- [Dataset rows]:
* Start *

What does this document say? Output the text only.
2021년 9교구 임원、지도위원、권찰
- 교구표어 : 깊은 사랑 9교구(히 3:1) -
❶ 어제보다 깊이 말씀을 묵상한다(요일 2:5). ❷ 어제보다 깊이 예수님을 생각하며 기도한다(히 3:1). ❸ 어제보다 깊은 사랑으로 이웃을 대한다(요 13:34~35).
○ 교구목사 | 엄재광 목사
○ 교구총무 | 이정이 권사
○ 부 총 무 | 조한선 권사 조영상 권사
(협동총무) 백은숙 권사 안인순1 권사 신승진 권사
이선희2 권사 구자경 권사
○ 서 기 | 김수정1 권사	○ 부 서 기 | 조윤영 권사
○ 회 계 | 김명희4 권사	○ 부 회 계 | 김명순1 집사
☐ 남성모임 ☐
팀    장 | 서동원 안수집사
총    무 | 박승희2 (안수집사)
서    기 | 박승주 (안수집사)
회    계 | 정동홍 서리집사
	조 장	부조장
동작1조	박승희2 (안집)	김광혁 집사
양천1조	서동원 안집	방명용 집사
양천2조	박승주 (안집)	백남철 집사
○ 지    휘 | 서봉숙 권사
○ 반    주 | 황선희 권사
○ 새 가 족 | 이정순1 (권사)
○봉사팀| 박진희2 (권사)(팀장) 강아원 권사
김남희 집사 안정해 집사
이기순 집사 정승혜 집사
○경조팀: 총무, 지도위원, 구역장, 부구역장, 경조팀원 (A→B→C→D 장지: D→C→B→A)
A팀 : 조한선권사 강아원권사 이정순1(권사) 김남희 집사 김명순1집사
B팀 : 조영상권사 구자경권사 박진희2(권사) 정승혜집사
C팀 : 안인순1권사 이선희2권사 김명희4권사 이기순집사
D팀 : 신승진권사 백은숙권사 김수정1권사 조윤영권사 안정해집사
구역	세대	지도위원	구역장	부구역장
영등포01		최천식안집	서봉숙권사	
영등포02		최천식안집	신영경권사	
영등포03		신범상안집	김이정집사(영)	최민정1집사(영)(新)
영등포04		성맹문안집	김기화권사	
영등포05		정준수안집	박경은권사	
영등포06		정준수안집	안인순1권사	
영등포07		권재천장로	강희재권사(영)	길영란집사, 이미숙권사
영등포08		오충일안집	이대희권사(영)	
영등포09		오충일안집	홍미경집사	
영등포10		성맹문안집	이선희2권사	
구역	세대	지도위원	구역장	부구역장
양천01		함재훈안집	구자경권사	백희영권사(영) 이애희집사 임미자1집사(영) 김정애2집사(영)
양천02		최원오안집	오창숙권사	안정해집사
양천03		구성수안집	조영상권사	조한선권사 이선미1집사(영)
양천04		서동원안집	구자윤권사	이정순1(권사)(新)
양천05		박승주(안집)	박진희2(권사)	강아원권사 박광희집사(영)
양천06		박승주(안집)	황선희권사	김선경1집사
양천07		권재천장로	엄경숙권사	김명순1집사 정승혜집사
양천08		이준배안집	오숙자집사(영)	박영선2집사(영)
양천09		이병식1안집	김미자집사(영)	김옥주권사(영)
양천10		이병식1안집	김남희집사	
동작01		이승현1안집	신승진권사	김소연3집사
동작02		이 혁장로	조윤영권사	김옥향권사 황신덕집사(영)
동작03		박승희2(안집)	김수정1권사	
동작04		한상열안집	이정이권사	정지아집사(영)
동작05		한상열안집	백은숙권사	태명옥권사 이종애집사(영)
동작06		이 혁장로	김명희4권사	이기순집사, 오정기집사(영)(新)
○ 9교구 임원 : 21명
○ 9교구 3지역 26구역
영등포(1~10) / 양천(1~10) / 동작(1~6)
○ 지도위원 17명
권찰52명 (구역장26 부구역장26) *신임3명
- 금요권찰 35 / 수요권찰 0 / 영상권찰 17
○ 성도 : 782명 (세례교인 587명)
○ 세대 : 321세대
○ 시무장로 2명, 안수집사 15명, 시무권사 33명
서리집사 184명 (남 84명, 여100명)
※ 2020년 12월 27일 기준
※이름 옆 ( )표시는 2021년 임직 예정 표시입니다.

* End *

Output an exact copy of each record.

- [RESPONSE TO THE TASK]:
What does this document say? Output the text only.
2021년 9교구 임원、지도위원、권찰
- 교구표어 : 깊은 사랑 9교구(히 3:1) -
❶ 어제보다 깊이 말씀을 묵상한다(요일 2:5). ❷ 어제보다 깊이 예수님을 생각하며 기도한다(히 3:1). ❸ 어제보다 깊은 사랑으로 이웃을 대한다(요 13:34~35).
○ 교구목사 | 엄재광 목사
○ 교구총무 | 이정이 권사
○ 부 총 무 | 조한선 권사 조영상 권사
(협동총무) 백은숙 권사 안인순1 권사 신승진 권사
이선희2 권사 구자경 권사
○ 서 기 | 김수정1 권사	○ 부 서 기 | 조윤영 권사
○ 회 계 | 김명희4 권사	○ 부 회 계 | 김명순1 집사
☐ 남성모임 ☐
팀    장 | 서동원 안수집사
총    무 | 박승희2 (안수집사)
서    기 | 박승주 (안수집사)
회    계 | 정동홍 서리집사
	조 장	부조장
동작1조	박승희2 (안집)	김광혁 집사
양천1조	서동원 안집	방명용 집사
양천2조	박승주 (안집)	백남철 집사
○ 지    휘 | 서봉숙 권사
○ 반    주 | 황선희 권사
○ 새 가 족 | 이정순1 (권사)
○봉사팀| 박진희2 (권사)(팀장) 강아원 권사
김남희 집사 안정해 집사
이기순 집사 정승혜 집사
○경조팀: 총무, 지도위원, 구역장, 부구역장, 경조팀원 (A→B→C→D 장지: D→C→B→A)
A팀 : 조한선권사 강아원권사 이정순1(권사) 김남희 집사 김명순1집사
B팀 : 조영상권사 구자경권사 박진희2(권사) 정승혜집사
C팀 : 안인순1권사 이선희2권사 김명희4권사 이기순집사
D팀 : 신승진권사 백은숙권사 김수정1권사 조윤영권사 안정해집사
구역	세대	지도위원	구역장	부구역장
영등포01		최천식안집	서봉숙권사	
영등포02		최천식안집	신영경권사	
영등포03		신범상안집	김이정집사(영)	최민정1집사(영)(新)
영등포04		성맹문안집	김기화권사	
영등포05		정준수안집	박경은권사	
영등포06		정준수안집	안인순1권사	
영등포07		권재천장로	강희재권사(영)	길영란집사, 이미숙권사
영등포08		오충일안집	이대희권사(영)	
영등포09		오충일안집	홍미경집사	
영등포10		성맹문안집	이선희2권사	
구역	세대	지도위원	구역장	부구역장
양천01		함재훈안집	구자경권사	백희영권사(영) 이애희집사 임미자1집사(영) 김정애2집사(영)
양천02		최원오안집	오창숙권사	안정해집사
양천03		구성수안집	조영상권사	조한선권사 이선미1집사(영)
양천04		서동원안집	구자윤권사	이정순1(권사)(新)
양천05		박승주(안집)	박진희2(권사)	강아원권사 박광희집사(영)
양천06		박승주(안집)	황선희권사	김선경1집사
양천07		권재천장로	엄경숙권사	김명순1집사 정승혜집사
양천08		이준배안집	오숙자집사(영)	박영선2집사(영)
양천09		이병식1안집	김미자집사(영)	김옥주권사(영)
양천10		이병식1안집	김남희집사	
동작01		이승현1안집	신승진권사	김소연3집사
동작02		이 혁장로	조윤영권사	김옥향권사 황신덕집사(영)
동작03		박승희2(안집)	김수정1권사	
동작04		한상열안집	이정이권사	정지아집사(영)
동작05		한상열안집	백은숙권사	태명옥권사 이종애집사(영)
동작06		이 혁장로	김명희4권사	이기순집사, 오정기집사(영)(新)
○ 9교구 임원 : 21명
○ 9교구 3지역 26구역
영등포(1~10) / 양천(1~10) / 동작(1~6)
○ 지도위원 17명
권찰52명 (구역장26 부구역장26) *신임3명
- 금요권찰 35 / 수요권찰 0 / 영상권찰 17
○ 성도 : 782명 (세례교인 587명)
○ 세대 : 321세대
○ 시무장로 2명, 안수집사 15명, 시무권사 33명
서리집사 184명 (남 84명, 여100명)
※ 2020년 12월 27일 기준
※이름 옆 ( )표시는 2021년 임직 예정 표시입니다.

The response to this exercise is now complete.